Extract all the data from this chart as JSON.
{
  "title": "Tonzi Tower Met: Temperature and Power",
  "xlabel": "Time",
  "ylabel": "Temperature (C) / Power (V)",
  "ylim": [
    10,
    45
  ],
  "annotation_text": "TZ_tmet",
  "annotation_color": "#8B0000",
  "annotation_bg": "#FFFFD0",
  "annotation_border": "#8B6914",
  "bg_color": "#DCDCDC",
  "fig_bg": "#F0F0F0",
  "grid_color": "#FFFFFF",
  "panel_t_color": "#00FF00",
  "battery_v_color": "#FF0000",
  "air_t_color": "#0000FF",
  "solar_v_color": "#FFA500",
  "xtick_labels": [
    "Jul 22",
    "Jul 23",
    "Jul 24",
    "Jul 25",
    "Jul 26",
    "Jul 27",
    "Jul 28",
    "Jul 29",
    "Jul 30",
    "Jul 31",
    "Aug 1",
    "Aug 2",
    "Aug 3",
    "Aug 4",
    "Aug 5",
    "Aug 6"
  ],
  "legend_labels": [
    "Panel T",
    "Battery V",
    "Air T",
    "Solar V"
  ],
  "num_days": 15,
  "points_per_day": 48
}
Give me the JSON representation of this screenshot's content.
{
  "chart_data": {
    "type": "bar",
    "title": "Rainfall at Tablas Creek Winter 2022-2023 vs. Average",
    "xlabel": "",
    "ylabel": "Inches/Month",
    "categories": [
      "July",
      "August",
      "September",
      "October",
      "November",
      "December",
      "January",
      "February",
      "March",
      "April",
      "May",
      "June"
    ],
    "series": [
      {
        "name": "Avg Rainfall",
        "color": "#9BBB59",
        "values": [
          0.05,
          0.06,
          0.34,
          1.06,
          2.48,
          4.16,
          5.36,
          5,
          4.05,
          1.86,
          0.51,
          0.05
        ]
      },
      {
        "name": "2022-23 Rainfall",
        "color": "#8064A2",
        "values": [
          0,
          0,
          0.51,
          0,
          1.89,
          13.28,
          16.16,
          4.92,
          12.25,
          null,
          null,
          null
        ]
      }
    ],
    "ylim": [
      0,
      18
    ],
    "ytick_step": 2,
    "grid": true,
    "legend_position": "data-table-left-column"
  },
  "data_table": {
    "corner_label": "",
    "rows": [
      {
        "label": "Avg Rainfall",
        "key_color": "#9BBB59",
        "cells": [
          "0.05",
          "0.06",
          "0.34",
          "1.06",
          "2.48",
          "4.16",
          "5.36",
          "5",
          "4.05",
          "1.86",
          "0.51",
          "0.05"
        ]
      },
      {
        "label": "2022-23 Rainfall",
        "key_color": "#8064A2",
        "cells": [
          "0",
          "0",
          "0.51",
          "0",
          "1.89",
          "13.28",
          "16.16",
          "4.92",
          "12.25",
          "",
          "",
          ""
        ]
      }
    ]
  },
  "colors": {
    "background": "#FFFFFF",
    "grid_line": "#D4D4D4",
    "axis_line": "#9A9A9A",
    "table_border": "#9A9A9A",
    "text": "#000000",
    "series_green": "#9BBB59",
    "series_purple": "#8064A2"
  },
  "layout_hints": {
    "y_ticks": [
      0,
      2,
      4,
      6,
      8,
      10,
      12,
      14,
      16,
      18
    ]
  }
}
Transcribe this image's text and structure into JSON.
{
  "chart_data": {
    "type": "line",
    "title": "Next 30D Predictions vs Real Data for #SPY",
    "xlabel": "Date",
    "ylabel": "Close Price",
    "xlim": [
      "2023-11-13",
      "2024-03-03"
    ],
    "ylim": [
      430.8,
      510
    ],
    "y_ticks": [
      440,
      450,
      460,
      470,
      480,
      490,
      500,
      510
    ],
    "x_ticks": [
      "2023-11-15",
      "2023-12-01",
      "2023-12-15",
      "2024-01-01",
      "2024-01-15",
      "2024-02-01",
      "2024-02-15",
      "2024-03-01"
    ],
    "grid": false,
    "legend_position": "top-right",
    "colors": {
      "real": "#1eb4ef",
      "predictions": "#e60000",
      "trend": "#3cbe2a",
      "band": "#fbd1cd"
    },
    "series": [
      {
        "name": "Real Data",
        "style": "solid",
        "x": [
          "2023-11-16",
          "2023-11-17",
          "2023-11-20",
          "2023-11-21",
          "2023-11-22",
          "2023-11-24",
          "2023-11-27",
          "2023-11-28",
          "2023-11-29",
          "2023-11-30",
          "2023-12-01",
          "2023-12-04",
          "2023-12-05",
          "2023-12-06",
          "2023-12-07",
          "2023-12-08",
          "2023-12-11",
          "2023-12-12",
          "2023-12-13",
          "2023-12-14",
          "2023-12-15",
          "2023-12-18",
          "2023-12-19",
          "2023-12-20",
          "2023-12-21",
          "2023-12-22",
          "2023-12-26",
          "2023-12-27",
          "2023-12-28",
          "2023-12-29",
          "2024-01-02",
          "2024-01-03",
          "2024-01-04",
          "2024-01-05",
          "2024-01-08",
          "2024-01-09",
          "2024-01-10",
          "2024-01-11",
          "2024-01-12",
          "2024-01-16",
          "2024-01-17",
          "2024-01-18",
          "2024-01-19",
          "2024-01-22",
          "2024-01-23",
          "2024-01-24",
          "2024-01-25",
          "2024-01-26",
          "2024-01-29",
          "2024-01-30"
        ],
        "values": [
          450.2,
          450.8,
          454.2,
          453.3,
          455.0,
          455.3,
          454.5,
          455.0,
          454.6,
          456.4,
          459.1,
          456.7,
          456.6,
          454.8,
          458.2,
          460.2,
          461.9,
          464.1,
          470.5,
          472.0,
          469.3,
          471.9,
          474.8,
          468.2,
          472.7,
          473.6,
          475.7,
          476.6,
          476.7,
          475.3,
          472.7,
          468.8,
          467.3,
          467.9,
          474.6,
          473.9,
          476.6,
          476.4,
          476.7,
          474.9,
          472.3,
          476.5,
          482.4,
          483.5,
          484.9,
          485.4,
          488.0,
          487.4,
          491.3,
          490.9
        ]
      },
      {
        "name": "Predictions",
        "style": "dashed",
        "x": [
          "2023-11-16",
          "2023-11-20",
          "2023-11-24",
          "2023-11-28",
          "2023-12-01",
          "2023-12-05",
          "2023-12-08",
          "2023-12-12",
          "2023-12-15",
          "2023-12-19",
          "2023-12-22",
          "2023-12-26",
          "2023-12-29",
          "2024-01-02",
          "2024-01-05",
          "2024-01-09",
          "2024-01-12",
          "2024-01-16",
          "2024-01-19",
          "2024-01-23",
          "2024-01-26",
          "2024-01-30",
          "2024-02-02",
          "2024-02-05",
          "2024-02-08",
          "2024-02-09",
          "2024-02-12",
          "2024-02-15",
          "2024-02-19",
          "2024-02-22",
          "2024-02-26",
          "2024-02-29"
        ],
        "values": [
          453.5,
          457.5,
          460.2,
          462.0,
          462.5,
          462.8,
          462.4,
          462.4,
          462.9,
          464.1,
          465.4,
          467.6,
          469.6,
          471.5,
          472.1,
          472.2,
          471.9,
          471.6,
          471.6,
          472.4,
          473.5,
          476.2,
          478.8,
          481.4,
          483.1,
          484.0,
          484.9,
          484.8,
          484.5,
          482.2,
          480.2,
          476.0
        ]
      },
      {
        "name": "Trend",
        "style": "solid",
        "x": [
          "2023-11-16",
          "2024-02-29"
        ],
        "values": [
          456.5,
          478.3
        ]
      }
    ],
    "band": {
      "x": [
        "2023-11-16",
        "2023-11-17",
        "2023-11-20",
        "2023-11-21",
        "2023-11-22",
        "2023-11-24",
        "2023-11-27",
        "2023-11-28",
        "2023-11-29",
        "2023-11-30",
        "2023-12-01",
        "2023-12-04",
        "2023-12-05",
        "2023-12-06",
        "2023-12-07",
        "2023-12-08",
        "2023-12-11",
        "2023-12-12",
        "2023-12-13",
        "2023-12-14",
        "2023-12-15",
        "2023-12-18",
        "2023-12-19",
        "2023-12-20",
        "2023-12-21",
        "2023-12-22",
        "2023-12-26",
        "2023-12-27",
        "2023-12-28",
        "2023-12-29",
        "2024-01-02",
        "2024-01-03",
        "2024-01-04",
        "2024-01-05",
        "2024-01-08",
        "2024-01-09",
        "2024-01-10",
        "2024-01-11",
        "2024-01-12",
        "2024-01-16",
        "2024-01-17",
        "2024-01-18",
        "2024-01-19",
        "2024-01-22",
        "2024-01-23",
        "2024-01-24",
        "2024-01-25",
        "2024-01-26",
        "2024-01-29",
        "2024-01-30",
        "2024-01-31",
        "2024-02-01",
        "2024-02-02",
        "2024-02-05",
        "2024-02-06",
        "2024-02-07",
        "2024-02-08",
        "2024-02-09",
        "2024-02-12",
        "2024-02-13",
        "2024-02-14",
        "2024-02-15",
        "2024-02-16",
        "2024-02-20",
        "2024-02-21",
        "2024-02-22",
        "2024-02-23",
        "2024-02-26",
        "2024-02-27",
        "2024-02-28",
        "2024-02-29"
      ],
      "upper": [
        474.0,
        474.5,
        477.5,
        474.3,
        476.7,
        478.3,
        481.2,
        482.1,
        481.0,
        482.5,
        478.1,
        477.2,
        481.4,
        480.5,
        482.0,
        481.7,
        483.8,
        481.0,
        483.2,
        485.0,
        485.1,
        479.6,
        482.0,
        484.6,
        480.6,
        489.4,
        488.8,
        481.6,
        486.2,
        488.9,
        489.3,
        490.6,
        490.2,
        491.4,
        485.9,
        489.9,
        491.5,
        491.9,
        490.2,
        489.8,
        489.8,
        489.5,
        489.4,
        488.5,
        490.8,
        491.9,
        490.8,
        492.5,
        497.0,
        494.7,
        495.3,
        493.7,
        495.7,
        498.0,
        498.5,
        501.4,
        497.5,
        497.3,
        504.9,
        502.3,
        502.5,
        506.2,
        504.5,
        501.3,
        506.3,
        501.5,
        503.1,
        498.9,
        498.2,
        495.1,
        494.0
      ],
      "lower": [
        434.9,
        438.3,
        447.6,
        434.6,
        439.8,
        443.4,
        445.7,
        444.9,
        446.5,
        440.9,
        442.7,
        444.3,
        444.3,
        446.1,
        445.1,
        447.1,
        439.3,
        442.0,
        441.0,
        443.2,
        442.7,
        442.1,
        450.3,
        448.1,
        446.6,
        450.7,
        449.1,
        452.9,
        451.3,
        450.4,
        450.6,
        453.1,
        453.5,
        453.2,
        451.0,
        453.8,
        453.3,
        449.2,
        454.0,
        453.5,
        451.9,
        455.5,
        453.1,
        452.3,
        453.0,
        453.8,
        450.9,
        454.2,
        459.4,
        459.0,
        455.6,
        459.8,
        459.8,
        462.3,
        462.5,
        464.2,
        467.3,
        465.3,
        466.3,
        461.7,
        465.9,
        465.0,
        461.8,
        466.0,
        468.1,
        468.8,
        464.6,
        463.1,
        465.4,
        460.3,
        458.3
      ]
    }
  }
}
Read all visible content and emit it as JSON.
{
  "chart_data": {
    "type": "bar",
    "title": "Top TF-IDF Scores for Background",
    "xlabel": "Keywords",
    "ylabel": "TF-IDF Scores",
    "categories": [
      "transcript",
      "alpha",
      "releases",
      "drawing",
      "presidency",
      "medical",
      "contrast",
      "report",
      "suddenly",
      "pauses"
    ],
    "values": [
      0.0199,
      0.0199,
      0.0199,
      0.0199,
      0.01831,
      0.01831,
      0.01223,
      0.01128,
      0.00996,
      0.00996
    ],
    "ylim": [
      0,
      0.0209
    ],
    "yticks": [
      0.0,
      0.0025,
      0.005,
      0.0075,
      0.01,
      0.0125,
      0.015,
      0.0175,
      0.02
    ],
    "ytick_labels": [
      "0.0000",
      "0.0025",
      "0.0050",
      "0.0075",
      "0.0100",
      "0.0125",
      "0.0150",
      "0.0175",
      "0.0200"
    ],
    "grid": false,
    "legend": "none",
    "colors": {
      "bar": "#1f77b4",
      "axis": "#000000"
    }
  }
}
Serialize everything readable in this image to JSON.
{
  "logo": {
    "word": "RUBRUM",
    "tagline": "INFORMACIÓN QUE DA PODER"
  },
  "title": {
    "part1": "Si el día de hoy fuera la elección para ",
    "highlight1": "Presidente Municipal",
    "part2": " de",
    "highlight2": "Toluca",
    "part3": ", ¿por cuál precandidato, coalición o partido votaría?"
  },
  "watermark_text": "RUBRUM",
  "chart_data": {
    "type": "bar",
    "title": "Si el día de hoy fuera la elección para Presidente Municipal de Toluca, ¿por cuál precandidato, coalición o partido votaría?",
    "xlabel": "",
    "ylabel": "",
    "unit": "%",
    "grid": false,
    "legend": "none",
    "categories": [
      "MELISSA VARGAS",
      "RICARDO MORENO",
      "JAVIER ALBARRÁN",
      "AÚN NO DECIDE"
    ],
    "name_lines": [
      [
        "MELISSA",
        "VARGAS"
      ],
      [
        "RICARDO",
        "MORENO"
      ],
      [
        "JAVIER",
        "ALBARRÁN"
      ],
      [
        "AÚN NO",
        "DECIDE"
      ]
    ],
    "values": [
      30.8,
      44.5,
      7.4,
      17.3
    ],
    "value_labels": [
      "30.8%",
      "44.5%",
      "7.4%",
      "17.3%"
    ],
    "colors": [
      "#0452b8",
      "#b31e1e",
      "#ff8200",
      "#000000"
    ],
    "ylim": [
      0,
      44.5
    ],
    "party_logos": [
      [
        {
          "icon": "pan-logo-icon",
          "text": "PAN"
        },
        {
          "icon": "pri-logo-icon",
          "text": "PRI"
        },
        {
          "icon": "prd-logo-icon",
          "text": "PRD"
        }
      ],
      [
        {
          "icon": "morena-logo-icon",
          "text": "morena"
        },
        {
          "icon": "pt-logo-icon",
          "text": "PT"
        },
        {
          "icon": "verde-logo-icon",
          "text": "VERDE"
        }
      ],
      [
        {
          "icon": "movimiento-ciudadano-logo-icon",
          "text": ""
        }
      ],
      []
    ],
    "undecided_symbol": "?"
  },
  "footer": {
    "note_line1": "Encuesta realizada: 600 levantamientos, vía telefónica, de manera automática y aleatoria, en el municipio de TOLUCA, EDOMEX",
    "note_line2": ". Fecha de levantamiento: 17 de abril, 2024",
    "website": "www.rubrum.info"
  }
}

**Work instructions:** How many lines in the data contain the string "Rainfall"? Respond with the number only.

**Task solution:** 5